__Written instruction__
Tally the lines that include the word "代表作品" and reply with nothing but the total.
::: Information provided :::
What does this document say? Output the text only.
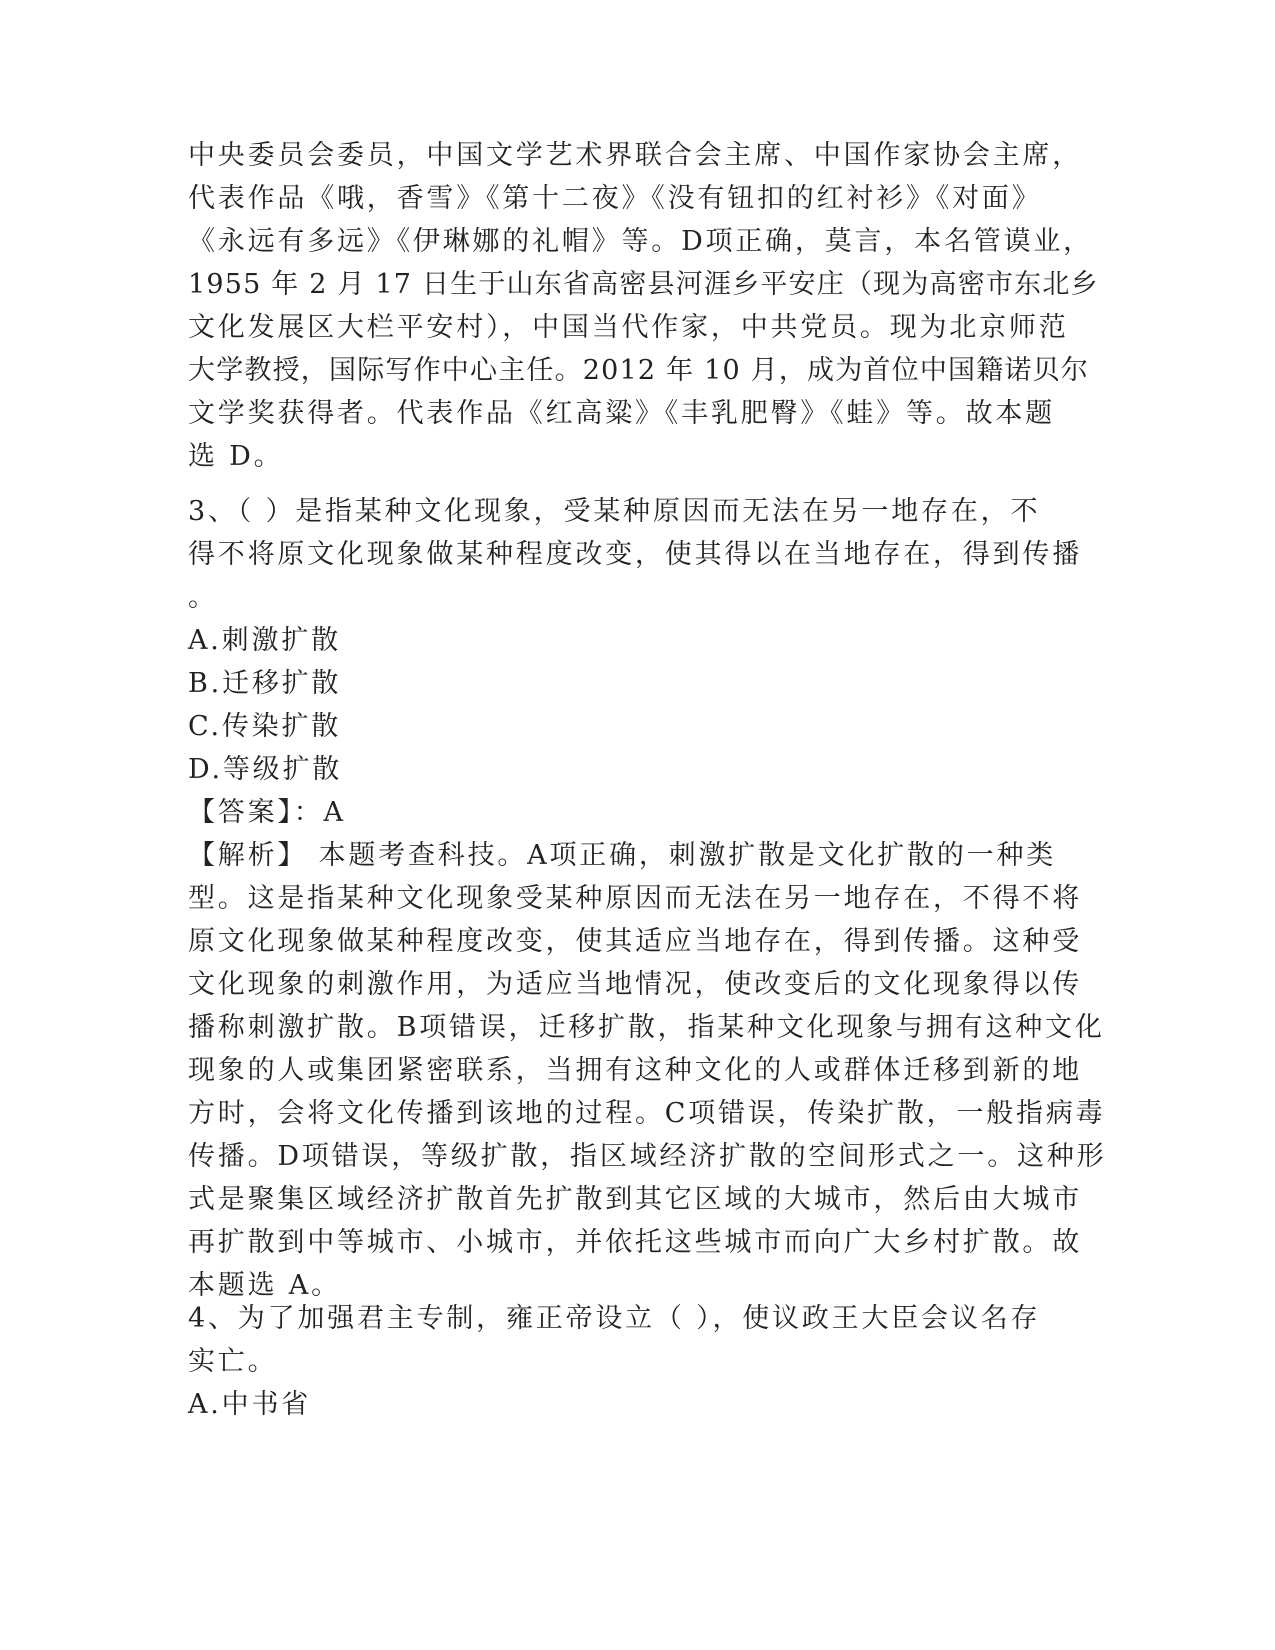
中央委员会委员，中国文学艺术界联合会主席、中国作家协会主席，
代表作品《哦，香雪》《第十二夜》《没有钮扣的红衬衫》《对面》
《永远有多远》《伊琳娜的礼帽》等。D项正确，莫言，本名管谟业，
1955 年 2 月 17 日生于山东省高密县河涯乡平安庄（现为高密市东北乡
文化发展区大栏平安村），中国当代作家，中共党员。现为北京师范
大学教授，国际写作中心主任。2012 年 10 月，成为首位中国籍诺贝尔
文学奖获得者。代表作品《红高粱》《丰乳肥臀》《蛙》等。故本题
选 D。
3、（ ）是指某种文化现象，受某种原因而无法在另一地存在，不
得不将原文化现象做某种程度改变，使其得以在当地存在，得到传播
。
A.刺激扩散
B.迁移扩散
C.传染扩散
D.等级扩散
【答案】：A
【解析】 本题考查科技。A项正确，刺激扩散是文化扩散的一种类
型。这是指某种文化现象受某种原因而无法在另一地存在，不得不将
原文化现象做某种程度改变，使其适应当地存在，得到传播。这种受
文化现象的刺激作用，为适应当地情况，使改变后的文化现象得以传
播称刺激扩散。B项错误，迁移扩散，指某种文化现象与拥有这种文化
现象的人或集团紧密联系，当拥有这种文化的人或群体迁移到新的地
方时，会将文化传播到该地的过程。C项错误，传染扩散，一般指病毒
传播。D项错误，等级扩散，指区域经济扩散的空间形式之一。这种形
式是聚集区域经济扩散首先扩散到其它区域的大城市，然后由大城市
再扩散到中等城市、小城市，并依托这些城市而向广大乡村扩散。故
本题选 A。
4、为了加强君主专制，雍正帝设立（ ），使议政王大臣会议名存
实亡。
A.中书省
:::
::: Information provided :::
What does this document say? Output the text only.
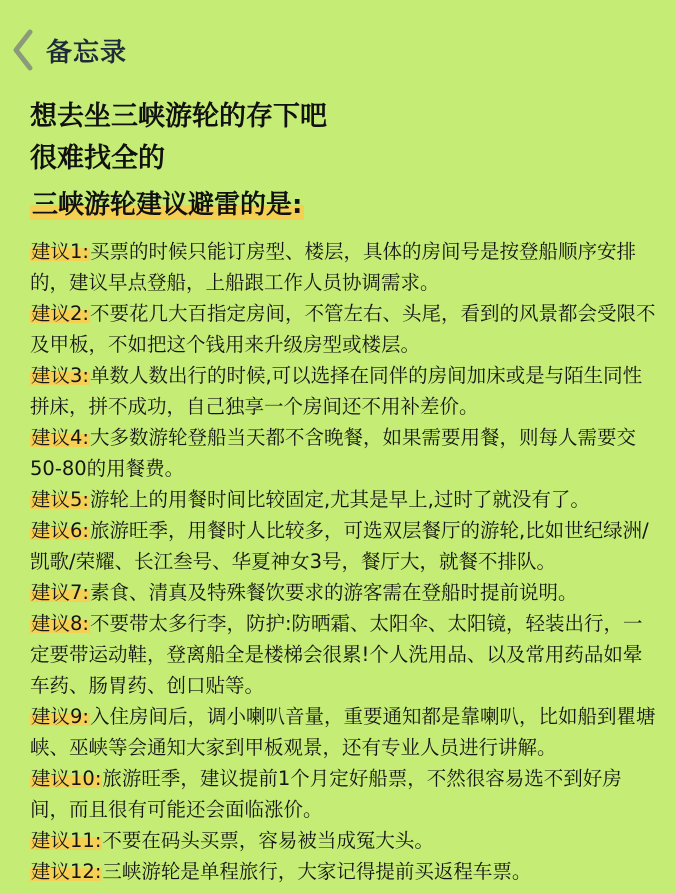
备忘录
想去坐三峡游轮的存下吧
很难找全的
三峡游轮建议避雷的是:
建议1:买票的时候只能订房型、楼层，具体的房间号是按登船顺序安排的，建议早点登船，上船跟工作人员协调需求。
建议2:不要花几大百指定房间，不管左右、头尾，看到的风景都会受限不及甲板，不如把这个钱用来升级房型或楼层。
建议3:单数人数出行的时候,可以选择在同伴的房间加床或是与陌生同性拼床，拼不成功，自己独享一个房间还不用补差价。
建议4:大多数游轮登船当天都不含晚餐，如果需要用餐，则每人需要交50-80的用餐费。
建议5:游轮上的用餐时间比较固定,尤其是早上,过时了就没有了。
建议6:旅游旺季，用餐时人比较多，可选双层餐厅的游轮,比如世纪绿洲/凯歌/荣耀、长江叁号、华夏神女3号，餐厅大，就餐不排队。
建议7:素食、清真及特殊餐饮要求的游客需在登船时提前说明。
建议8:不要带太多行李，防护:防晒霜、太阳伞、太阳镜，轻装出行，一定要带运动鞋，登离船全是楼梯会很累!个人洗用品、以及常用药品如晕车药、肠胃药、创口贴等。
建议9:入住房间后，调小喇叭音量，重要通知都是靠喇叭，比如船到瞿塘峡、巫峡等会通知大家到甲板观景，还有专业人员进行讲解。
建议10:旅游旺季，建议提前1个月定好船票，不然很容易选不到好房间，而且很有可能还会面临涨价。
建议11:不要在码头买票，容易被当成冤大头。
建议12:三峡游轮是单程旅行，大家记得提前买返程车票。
:::
__Exercise answer__
2